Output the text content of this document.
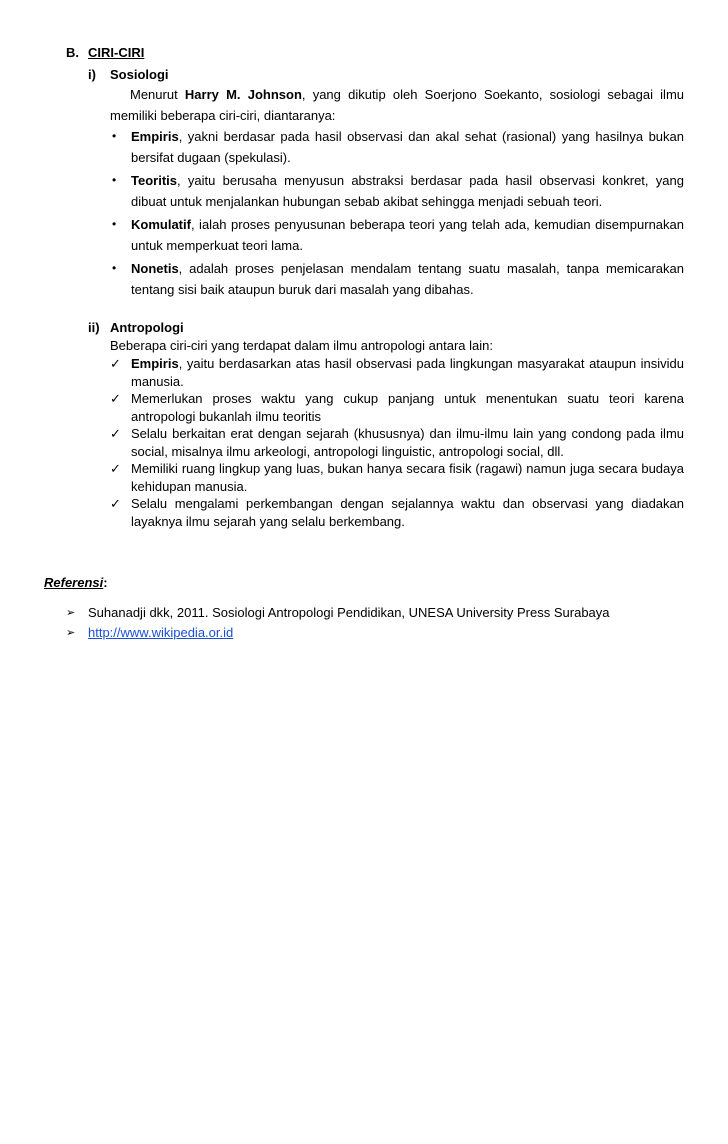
B. CIRI-CIRI
i) Sosiologi
Menurut Harry M. Johnson, yang dikutip oleh Soerjono Soekanto, sosiologi sebagai ilmu memiliki beberapa ciri-ciri, diantaranya:
• Empiris, yakni berdasar pada hasil observasi dan akal sehat (rasional) yang hasilnya bukan bersifat dugaan (spekulasi).
• Teoritis, yaitu berusaha menyusun abstraksi berdasar pada hasil observasi konkret, yang dibuat untuk menjalankan hubungan sebab akibat sehingga menjadi sebuah teori.
• Komulatif, ialah proses penyusunan beberapa teori yang telah ada, kemudian disempurnakan untuk memperkuat teori lama.
• Nonetis, adalah proses penjelasan mendalam tentang suatu masalah, tanpa memicarakan tentang sisi baik ataupun buruk dari masalah yang dibahas.
ii) Antropologi
Beberapa ciri-ciri yang terdapat dalam ilmu antropologi antara lain:
✓ Empiris, yaitu berdasarkan atas hasil observasi pada lingkungan masyarakat ataupun insividu manusia.
✓ Memerlukan proses waktu yang cukup panjang untuk menentukan suatu teori karena antropologi bukanlah ilmu teoritis
✓ Selalu berkaitan erat dengan sejarah (khususnya) dan ilmu-ilmu lain yang condong pada ilmu social, misalnya ilmu arkeologi, antropologi linguistic, antropologi social, dll.
✓ Memiliki ruang lingkup yang luas, bukan hanya secara fisik (ragawi) namun juga secara budaya kehidupan manusia.
✓ Selalu mengalami perkembangan dengan sejalannya waktu dan observasi yang diadakan layaknya ilmu sejarah yang selalu berkembang.
Referensi:
➢ Suhanadji dkk, 2011. Sosiologi Antropologi Pendidikan, UNESA University Press Surabaya
➢ http://www.wikipedia.or.id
+++++
### Written problem
Make an exact copy of all entries above, dropping the images.

### Response for this exercise
Output the text content of this document.
B. CIRI-CIRI
i) Sosiologi
Menurut Harry M. Johnson, yang dikutip oleh Soerjono Soekanto, sosiologi sebagai ilmu memiliki beberapa ciri-ciri, diantaranya:
• Empiris, yakni berdasar pada hasil observasi dan akal sehat (rasional) yang hasilnya bukan bersifat dugaan (spekulasi).
• Teoritis, yaitu berusaha menyusun abstraksi berdasar pada hasil observasi konkret, yang dibuat untuk menjalankan hubungan sebab akibat sehingga menjadi sebuah teori.
• Komulatif, ialah proses penyusunan beberapa teori yang telah ada, kemudian disempurnakan untuk memperkuat teori lama.
• Nonetis, adalah proses penjelasan mendalam tentang suatu masalah, tanpa memicarakan tentang sisi baik ataupun buruk dari masalah yang dibahas.
ii) Antropologi
Beberapa ciri-ciri yang terdapat dalam ilmu antropologi antara lain:
✓ Empiris, yaitu berdasarkan atas hasil observasi pada lingkungan masyarakat ataupun insividu manusia.
✓ Memerlukan proses waktu yang cukup panjang untuk menentukan suatu teori karena antropologi bukanlah ilmu teoritis
✓ Selalu berkaitan erat dengan sejarah (khususnya) dan ilmu-ilmu lain yang condong pada ilmu social, misalnya ilmu arkeologi, antropologi linguistic, antropologi social, dll.
✓ Memiliki ruang lingkup yang luas, bukan hanya secara fisik (ragawi) namun juga secara budaya kehidupan manusia.
✓ Selalu mengalami perkembangan dengan sejalannya waktu dan observasi yang diadakan layaknya ilmu sejarah yang selalu berkembang.
Referensi:
➢ Suhanadji dkk, 2011. Sosiologi Antropologi Pendidikan, UNESA University Press Surabaya
➢ http://www.wikipedia.or.id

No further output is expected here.